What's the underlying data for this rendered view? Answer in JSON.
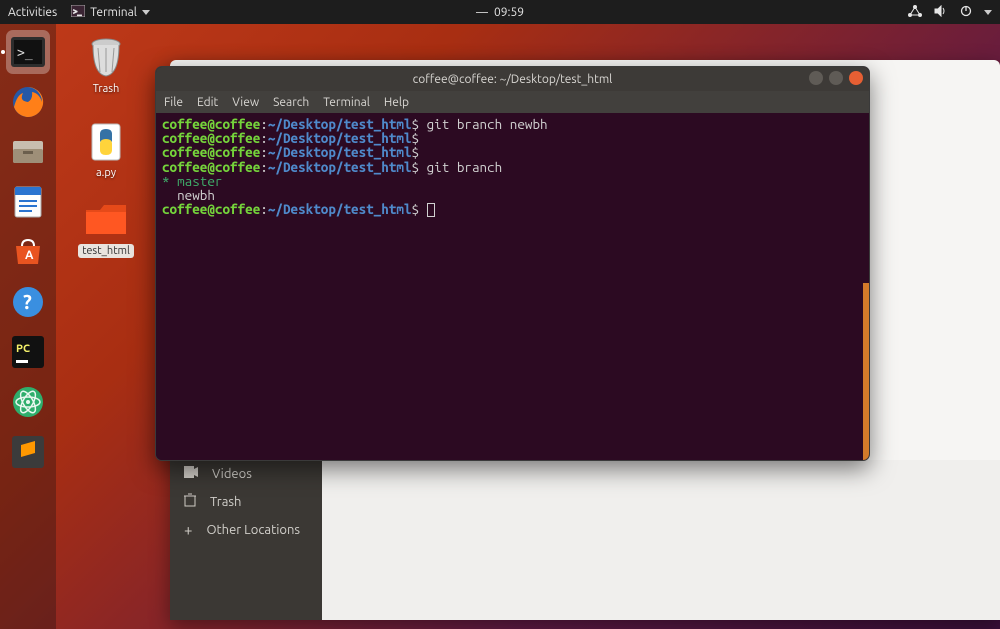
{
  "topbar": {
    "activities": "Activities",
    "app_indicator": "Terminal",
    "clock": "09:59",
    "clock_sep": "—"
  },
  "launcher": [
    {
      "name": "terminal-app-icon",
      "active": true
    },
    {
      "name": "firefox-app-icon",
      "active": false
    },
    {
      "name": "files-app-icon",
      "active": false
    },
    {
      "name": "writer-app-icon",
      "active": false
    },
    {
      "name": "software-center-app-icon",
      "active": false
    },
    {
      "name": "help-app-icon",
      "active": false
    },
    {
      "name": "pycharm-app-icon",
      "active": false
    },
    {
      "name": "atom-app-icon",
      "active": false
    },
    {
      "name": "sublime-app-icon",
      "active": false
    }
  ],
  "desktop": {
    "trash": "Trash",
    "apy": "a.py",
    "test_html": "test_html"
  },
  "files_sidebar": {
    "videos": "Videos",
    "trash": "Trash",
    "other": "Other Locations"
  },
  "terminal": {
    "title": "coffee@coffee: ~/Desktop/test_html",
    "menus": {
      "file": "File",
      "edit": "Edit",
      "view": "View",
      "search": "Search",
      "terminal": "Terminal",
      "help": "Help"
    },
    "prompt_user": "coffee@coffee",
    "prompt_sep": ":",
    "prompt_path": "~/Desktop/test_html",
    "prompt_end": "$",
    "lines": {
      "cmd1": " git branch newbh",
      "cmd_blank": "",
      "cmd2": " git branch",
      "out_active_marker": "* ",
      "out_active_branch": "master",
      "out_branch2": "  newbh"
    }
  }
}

...

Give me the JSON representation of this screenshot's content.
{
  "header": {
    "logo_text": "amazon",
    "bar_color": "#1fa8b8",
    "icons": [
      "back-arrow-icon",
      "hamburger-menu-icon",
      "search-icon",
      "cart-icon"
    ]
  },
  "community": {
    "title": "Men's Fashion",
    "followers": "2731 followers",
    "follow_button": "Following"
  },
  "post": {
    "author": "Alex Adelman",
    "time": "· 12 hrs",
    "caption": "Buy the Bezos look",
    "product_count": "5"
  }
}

...

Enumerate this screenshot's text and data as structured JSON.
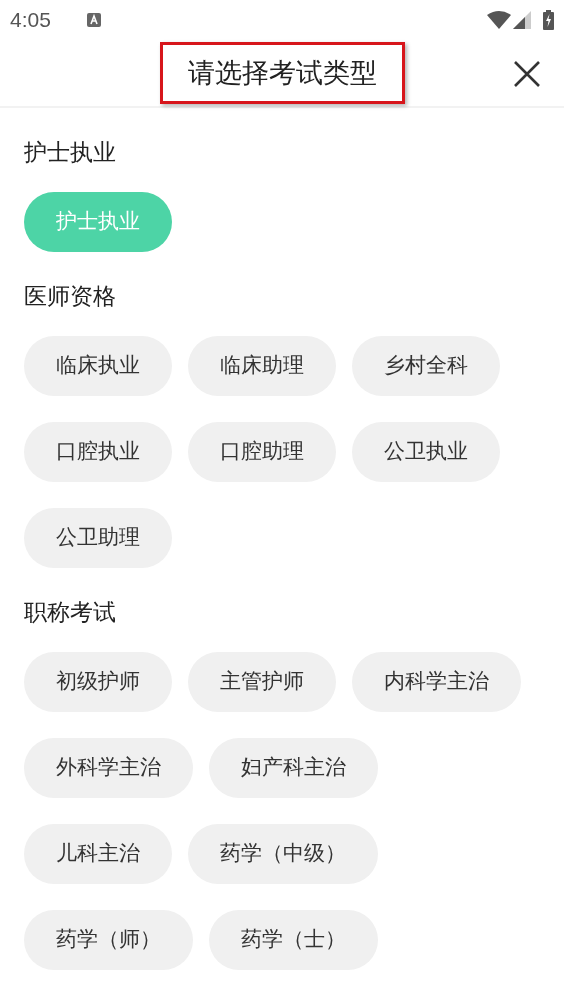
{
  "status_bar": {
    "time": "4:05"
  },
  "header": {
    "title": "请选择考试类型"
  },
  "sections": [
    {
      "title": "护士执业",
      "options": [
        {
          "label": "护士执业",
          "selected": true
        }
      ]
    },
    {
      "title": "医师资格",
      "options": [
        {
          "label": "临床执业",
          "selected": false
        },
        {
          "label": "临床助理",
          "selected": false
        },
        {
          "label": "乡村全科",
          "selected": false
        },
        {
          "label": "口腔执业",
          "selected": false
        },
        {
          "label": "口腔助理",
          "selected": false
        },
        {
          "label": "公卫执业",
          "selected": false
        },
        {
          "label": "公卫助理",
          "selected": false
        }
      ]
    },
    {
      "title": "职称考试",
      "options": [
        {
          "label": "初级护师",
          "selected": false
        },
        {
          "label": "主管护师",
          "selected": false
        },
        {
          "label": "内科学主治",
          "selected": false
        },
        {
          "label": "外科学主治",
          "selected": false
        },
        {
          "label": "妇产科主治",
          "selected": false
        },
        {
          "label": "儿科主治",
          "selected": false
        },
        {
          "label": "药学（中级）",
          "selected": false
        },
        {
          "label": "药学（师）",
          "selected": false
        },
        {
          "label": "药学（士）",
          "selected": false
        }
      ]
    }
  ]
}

◆ **Aim of the exercise**
From the entries above, copy each line holding "newbh".

◆ **Reply**
      "cmd1": " git branch newbh",
      "out_branch2": "  newbh"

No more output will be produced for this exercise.